=== LISTED ENTRIES ===

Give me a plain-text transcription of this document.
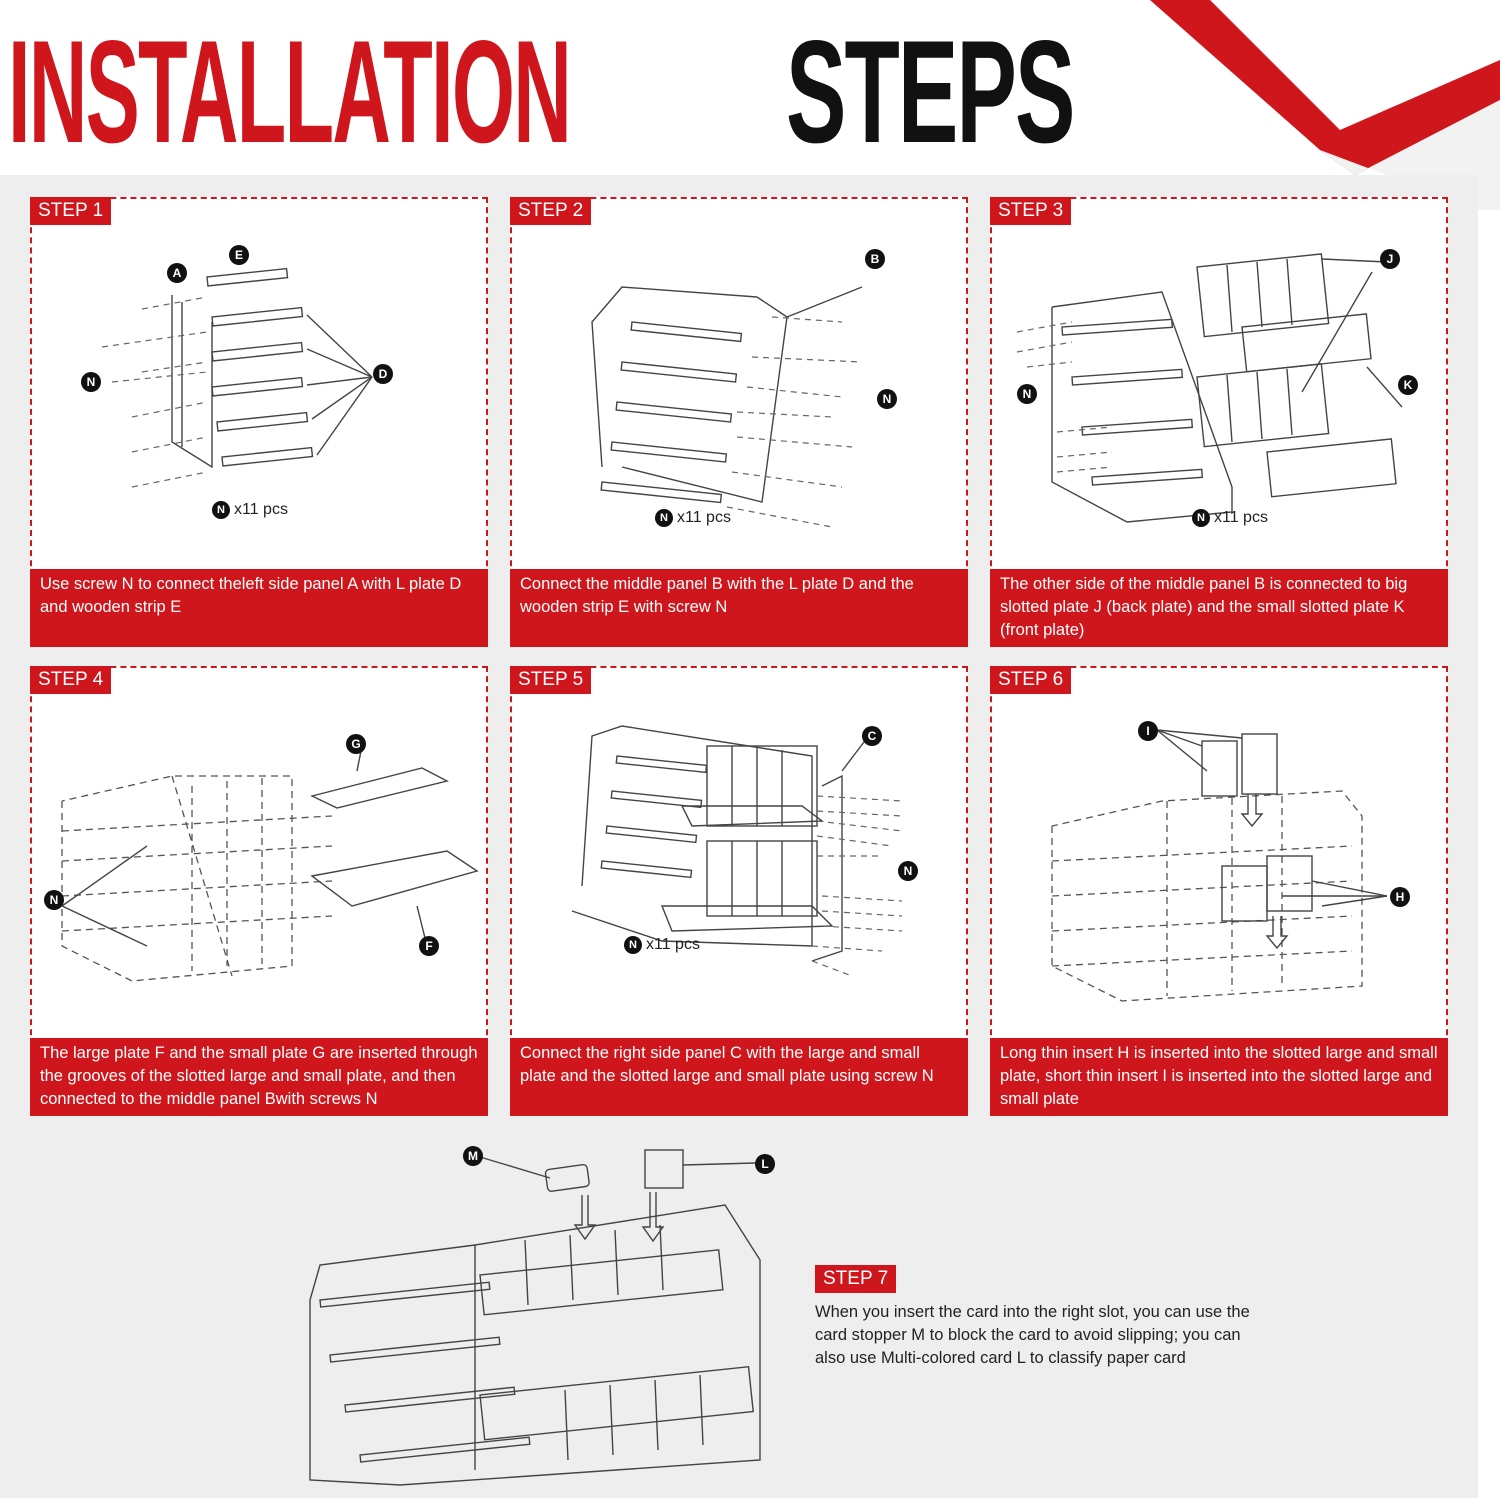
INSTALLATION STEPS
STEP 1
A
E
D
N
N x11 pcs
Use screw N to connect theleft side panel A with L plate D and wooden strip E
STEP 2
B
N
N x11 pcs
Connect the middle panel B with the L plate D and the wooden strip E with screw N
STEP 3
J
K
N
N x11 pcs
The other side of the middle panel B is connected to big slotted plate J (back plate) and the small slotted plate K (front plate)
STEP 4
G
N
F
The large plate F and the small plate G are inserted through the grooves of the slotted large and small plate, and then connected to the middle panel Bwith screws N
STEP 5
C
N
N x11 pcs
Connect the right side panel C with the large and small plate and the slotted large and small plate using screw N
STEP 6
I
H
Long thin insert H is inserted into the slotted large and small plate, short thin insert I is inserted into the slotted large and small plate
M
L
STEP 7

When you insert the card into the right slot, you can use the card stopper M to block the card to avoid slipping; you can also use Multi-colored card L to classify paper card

===

Say how many lines in the records above hold "panel", and give no other text.

RESPONSE TO THIS EXERCISE | 5